[Exercise aim]
Repeat each line of the material exactly.

[Stored records]
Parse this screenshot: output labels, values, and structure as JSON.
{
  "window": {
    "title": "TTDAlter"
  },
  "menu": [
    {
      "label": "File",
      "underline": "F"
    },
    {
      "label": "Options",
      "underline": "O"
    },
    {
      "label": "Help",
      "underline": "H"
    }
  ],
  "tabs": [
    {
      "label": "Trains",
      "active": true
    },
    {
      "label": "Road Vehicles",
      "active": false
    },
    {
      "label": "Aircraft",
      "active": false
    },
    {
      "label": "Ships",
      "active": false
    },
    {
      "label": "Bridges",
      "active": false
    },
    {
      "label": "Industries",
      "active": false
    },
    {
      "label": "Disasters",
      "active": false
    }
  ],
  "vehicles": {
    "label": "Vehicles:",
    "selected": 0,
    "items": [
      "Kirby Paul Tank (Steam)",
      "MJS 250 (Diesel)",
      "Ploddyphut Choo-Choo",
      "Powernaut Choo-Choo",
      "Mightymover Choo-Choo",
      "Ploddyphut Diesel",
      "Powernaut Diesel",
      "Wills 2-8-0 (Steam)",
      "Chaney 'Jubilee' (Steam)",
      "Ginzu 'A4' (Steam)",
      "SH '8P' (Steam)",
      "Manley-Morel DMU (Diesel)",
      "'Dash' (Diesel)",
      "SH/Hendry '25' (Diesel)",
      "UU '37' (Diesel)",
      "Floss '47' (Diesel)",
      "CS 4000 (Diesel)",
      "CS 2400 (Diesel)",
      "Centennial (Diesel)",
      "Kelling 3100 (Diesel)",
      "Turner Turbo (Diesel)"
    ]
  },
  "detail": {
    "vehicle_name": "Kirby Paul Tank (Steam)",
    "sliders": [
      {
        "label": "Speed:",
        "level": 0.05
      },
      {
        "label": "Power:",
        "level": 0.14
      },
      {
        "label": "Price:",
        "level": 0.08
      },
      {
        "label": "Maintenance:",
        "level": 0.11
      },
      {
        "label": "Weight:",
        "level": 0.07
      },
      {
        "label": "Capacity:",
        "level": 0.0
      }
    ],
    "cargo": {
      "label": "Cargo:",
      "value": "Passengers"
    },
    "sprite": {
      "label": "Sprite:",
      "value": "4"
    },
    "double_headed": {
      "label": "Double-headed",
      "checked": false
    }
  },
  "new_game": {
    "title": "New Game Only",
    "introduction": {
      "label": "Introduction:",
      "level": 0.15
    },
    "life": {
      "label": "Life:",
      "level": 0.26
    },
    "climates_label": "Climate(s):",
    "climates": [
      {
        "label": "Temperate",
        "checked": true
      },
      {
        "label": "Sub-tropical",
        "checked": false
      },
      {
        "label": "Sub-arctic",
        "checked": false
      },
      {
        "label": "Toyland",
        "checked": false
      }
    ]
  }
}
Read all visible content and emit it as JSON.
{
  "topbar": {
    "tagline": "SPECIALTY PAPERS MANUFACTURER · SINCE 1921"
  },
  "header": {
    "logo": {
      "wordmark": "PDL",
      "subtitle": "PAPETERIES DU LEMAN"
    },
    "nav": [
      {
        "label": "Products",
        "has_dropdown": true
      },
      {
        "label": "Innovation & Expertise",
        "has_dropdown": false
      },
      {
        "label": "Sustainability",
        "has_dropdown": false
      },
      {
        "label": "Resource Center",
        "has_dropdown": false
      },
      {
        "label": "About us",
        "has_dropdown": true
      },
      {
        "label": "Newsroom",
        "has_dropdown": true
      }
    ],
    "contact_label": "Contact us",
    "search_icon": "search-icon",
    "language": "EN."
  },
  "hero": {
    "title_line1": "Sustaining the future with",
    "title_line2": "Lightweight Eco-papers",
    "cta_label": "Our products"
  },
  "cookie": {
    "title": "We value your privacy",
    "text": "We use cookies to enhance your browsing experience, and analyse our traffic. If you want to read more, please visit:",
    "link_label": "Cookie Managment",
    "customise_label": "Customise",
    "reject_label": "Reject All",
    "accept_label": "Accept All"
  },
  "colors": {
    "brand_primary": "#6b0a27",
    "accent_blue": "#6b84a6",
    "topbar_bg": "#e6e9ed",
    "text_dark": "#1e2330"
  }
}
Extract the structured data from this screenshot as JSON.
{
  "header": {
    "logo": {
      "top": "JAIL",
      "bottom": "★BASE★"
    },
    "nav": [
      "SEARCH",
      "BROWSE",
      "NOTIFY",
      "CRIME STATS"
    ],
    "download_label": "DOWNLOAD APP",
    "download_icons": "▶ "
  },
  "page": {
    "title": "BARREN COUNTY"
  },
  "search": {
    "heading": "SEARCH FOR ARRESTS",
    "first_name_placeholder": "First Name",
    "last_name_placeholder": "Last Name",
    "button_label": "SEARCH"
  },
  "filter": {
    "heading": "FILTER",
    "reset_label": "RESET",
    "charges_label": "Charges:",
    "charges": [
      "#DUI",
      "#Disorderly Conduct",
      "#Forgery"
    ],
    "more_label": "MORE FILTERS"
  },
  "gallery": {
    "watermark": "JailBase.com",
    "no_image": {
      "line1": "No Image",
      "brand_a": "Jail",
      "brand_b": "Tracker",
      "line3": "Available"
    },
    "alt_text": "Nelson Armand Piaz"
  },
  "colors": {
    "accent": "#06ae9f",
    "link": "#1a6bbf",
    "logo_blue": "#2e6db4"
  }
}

[Solution to this exercise]
Parse this screenshot: output labels, values, and structure as JSON.
{
  "window": {
    "title": "TTDAlter"
  },
  "menu": [
    {
      "label": "File",
      "underline": "F"
    },
    {
      "label": "Options",
      "underline": "O"
    },
    {
      "label": "Help",
      "underline": "H"
    }
  ],
  "tabs": [
    {
      "label": "Trains",
      "active": true
    },
    {
      "label": "Road Vehicles",
      "active": false
    },
    {
      "label": "Aircraft",
      "active": false
    },
    {
      "label": "Ships",
      "active": false
    },
    {
      "label": "Bridges",
      "active": false
    },
    {
      "label": "Industries",
      "active": false
    },
    {
      "label": "Disasters",
      "active": false
    }
  ],
  "vehicles": {
    "label": "Vehicles:",
    "selected": 0,
    "items": [
      "Kirby Paul Tank (Steam)",
      "MJS 250 (Diesel)",
      "Ploddyphut Choo-Choo",
      "Powernaut Choo-Choo",
      "Mightymover Choo-Choo",
      "Ploddyphut Diesel",
      "Powernaut Diesel",
      "Wills 2-8-0 (Steam)",
      "Chaney 'Jubilee' (Steam)",
      "Ginzu 'A4' (Steam)",
      "SH '8P' (Steam)",
      "Manley-Morel DMU (Diesel)",
      "'Dash' (Diesel)",
      "SH/Hendry '25' (Diesel)",
      "UU '37' (Diesel)",
      "Floss '47' (Diesel)",
      "CS 4000 (Diesel)",
      "CS 2400 (Diesel)",
      "Centennial (Diesel)",
      "Kelling 3100 (Diesel)",
      "Turner Turbo (Diesel)"
    ]
  },
  "detail": {
    "vehicle_name": "Kirby Paul Tank (Steam)",
    "sliders": [
      {
        "label": "Speed:",
        "level": 0.05
      },
      {
        "label": "Power:",
        "level": 0.14
      },
      {
        "label": "Price:",
        "level": 0.08
      },
      {
        "label": "Maintenance:",
        "level": 0.11
      },
      {
        "label": "Weight:",
        "level": 0.07
      },
      {
        "label": "Capacity:",
        "level": 0.0
      }
    ],
    "cargo": {
      "label": "Cargo:",
      "value": "Passengers"
    },
    "sprite": {
      "label": "Sprite:",
      "value": "4"
    },
    "double_headed": {
      "label": "Double-headed",
      "checked": false
    }
  },
  "new_game": {
    "title": "New Game Only",
    "introduction": {
      "label": "Introduction:",
      "level": 0.15
    },
    "life": {
      "label": "Life:",
      "level": 0.26
    },
    "climates_label": "Climate(s):",
    "climates": [
      {
        "label": "Temperate",
        "checked": true
      },
      {
        "label": "Sub-tropical",
        "checked": false
      },
      {
        "label": "Sub-arctic",
        "checked": false
      },
      {
        "label": "Toyland",
        "checked": false
      }
    ]
  }
}
Read all visible content and emit it as JSON.
{
  "topbar": {
    "tagline": "SPECIALTY PAPERS MANUFACTURER · SINCE 1921"
  },
  "header": {
    "logo": {
      "wordmark": "PDL",
      "subtitle": "PAPETERIES DU LEMAN"
    },
    "nav": [
      {
        "label": "Products",
        "has_dropdown": true
      },
      {
        "label": "Innovation & Expertise",
        "has_dropdown": false
      },
      {
        "label": "Sustainability",
        "has_dropdown": false
      },
      {
        "label": "Resource Center",
        "has_dropdown": false
      },
      {
        "label": "About us",
        "has_dropdown": true
      },
      {
        "label": "Newsroom",
        "has_dropdown": true
      }
    ],
    "contact_label": "Contact us",
    "search_icon": "search-icon",
    "language": "EN."
  },
  "hero": {
    "title_line1": "Sustaining the future with",
    "title_line2": "Lightweight Eco-papers",
    "cta_label": "Our products"
  },
  "cookie": {
    "title": "We value your privacy",
    "text": "We use cookies to enhance your browsing experience, and analyse our traffic. If you want to read more, please visit:",
    "link_label": "Cookie Managment",
    "customise_label": "Customise",
    "reject_label": "Reject All",
    "accept_label": "Accept All"
  },
  "colors": {
    "brand_primary": "#6b0a27",
    "accent_blue": "#6b84a6",
    "topbar_bg": "#e6e9ed",
    "text_dark": "#1e2330"
  }
}
Extract the structured data from this screenshot as JSON.
{
  "header": {
    "logo": {
      "top": "JAIL",
      "bottom": "★BASE★"
    },
    "nav": [
      "SEARCH",
      "BROWSE",
      "NOTIFY",
      "CRIME STATS"
    ],
    "download_label": "DOWNLOAD APP",
    "download_icons": "▶ "
  },
  "page": {
    "title": "BARREN COUNTY"
  },
  "search": {
    "heading": "SEARCH FOR ARRESTS",
    "first_name_placeholder": "First Name",
    "last_name_placeholder": "Last Name",
    "button_label": "SEARCH"
  },
  "filter": {
    "heading": "FILTER",
    "reset_label": "RESET",
    "charges_label": "Charges:",
    "charges": [
      "#DUI",
      "#Disorderly Conduct",
      "#Forgery"
    ],
    "more_label": "MORE FILTERS"
  },
  "gallery": {
    "watermark": "JailBase.com",
    "no_image": {
      "line1": "No Image",
      "brand_a": "Jail",
      "brand_b": "Tracker",
      "line3": "Available"
    },
    "alt_text": "Nelson Armand Piaz"
  },
  "colors": {
    "accent": "#06ae9f",
    "link": "#1a6bbf",
    "logo_blue": "#2e6db4"
  }
}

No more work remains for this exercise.